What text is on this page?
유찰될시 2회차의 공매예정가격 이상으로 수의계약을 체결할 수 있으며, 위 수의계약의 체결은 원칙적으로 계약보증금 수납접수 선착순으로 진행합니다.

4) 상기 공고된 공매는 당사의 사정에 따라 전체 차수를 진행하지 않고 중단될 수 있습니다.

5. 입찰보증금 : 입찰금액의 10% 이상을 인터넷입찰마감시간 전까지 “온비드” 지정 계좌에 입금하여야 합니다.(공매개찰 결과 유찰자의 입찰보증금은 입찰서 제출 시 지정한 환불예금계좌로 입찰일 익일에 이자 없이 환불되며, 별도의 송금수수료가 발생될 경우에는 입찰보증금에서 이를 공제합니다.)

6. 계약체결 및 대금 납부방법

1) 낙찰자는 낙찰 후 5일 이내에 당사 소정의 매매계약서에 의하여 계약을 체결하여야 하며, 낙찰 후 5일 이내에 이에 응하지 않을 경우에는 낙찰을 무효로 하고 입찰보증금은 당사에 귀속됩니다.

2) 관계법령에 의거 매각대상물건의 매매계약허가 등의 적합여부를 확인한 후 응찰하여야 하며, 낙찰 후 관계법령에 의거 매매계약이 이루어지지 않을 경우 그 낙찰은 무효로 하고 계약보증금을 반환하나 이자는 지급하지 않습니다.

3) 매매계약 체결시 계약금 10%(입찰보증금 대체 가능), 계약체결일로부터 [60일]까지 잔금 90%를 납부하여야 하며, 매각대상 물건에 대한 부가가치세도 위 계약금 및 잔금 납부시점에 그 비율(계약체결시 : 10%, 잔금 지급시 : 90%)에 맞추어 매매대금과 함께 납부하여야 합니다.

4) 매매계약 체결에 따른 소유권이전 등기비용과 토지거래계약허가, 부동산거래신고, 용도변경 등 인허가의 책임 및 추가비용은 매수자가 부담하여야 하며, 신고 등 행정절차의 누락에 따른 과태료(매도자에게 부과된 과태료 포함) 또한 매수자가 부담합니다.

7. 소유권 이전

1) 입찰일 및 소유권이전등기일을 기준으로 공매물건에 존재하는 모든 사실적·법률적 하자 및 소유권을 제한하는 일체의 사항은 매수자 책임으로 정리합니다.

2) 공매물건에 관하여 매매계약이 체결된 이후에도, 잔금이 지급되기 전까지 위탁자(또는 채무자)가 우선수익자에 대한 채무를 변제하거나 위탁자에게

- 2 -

+ + +

- [INSTRUCTIONS TO FOLLOW]: Gather all lines of the records that include the word "공매물건에".

- [ANSWER TO THIS TASK]:
1) 입찰일 및 소유권이전등기일을 기준으로 공매물건에 존재하는 모든 사실적·법률적 하자 및 소유권을 제한하는 일체의 사항은 매수자 책임으로 정리합니다.
2) 공매물건에 관하여 매매계약이 체결된 이후에도, 잔금이 지급되기 전까지 위탁자(또는 채무자)가 우선수익자에 대한 채무를 변제하거나 위탁자에게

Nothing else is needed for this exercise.